* _Stored records_

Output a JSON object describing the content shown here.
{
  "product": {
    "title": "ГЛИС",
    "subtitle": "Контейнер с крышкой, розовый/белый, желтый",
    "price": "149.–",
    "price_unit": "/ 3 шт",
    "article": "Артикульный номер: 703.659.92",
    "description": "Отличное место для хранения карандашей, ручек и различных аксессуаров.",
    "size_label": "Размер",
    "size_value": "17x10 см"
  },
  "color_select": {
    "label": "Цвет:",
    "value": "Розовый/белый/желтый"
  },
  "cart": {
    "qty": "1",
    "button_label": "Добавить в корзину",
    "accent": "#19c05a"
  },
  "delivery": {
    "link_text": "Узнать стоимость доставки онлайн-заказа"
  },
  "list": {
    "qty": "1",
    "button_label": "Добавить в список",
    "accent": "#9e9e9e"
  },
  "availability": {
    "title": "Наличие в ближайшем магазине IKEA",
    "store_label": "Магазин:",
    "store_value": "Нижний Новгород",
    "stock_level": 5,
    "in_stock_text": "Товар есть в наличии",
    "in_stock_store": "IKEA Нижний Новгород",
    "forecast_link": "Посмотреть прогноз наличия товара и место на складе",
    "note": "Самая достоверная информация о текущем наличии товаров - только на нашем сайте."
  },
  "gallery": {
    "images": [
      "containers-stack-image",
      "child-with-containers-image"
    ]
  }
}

* _Problem statement_
Repeat all the entries word for word.

* _Written response_
Output a JSON object describing the content shown here.
{
  "product": {
    "title": "ГЛИС",
    "subtitle": "Контейнер с крышкой, розовый/белый, желтый",
    "price": "149.–",
    "price_unit": "/ 3 шт",
    "article": "Артикульный номер: 703.659.92",
    "description": "Отличное место для хранения карандашей, ручек и различных аксессуаров.",
    "size_label": "Размер",
    "size_value": "17x10 см"
  },
  "color_select": {
    "label": "Цвет:",
    "value": "Розовый/белый/желтый"
  },
  "cart": {
    "qty": "1",
    "button_label": "Добавить в корзину",
    "accent": "#19c05a"
  },
  "delivery": {
    "link_text": "Узнать стоимость доставки онлайн-заказа"
  },
  "list": {
    "qty": "1",
    "button_label": "Добавить в список",
    "accent": "#9e9e9e"
  },
  "availability": {
    "title": "Наличие в ближайшем магазине IKEA",
    "store_label": "Магазин:",
    "store_value": "Нижний Новгород",
    "stock_level": 5,
    "in_stock_text": "Товар есть в наличии",
    "in_stock_store": "IKEA Нижний Новгород",
    "forecast_link": "Посмотреть прогноз наличия товара и место на складе",
    "note": "Самая достоверная информация о текущем наличии товаров - только на нашем сайте."
  },
  "gallery": {
    "images": [
      "containers-stack-image",
      "child-with-containers-image"
    ]
  }
}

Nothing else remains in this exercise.